§ WHAT THE TASK ASKS
Copy nothing but the text: reproduce each line of the listing exactly and leave the pictures out.

§ DATA EXTRACT
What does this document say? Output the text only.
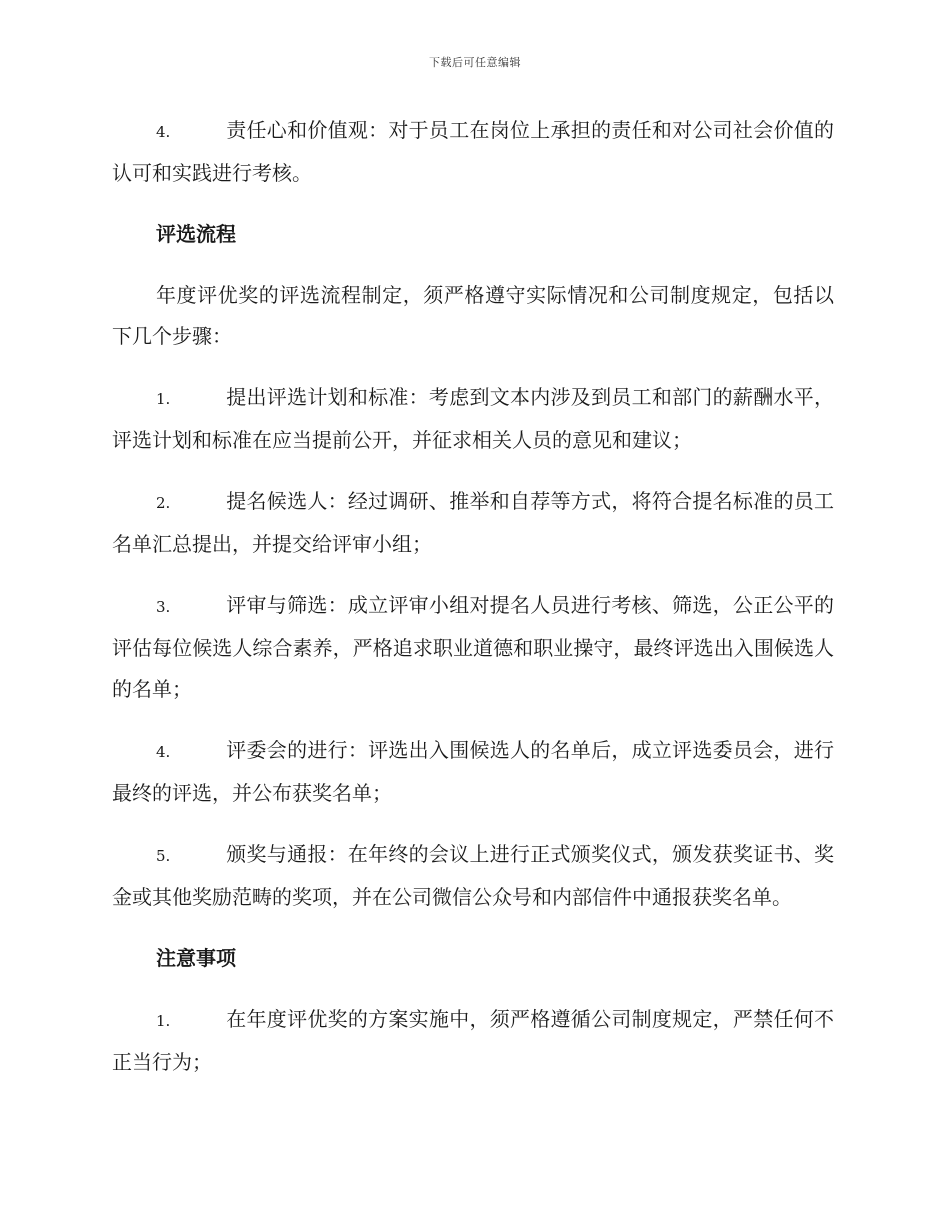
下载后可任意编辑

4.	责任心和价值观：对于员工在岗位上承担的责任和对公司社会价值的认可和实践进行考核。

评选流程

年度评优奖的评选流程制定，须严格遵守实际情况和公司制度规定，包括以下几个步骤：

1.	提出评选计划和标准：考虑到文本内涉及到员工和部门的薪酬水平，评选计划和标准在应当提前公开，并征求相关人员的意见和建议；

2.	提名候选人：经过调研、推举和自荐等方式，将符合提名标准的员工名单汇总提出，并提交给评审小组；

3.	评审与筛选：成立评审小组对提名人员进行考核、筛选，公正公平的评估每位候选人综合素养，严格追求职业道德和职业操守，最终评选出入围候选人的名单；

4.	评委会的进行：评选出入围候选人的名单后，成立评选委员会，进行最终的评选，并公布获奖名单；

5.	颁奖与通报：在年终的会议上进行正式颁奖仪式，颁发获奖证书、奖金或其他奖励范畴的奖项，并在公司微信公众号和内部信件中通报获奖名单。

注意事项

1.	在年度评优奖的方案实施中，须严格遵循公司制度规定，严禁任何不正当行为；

§ SOLUTION TO THIS TASK
What does this document say? Output the text only.
下载后可任意编辑

4.	责任心和价值观：对于员工在岗位上承担的责任和对公司社会价值的认可和实践进行考核。

评选流程

年度评优奖的评选流程制定，须严格遵守实际情况和公司制度规定，包括以下几个步骤：

1.	提出评选计划和标准：考虑到文本内涉及到员工和部门的薪酬水平，评选计划和标准在应当提前公开，并征求相关人员的意见和建议；

2.	提名候选人：经过调研、推举和自荐等方式，将符合提名标准的员工名单汇总提出，并提交给评审小组；

3.	评审与筛选：成立评审小组对提名人员进行考核、筛选，公正公平的评估每位候选人综合素养，严格追求职业道德和职业操守，最终评选出入围候选人的名单；

4.	评委会的进行：评选出入围候选人的名单后，成立评选委员会，进行最终的评选，并公布获奖名单；

5.	颁奖与通报：在年终的会议上进行正式颁奖仪式，颁发获奖证书、奖金或其他奖励范畴的奖项，并在公司微信公众号和内部信件中通报获奖名单。

注意事项

1.	在年度评优奖的方案实施中，须严格遵循公司制度规定，严禁任何不正当行为；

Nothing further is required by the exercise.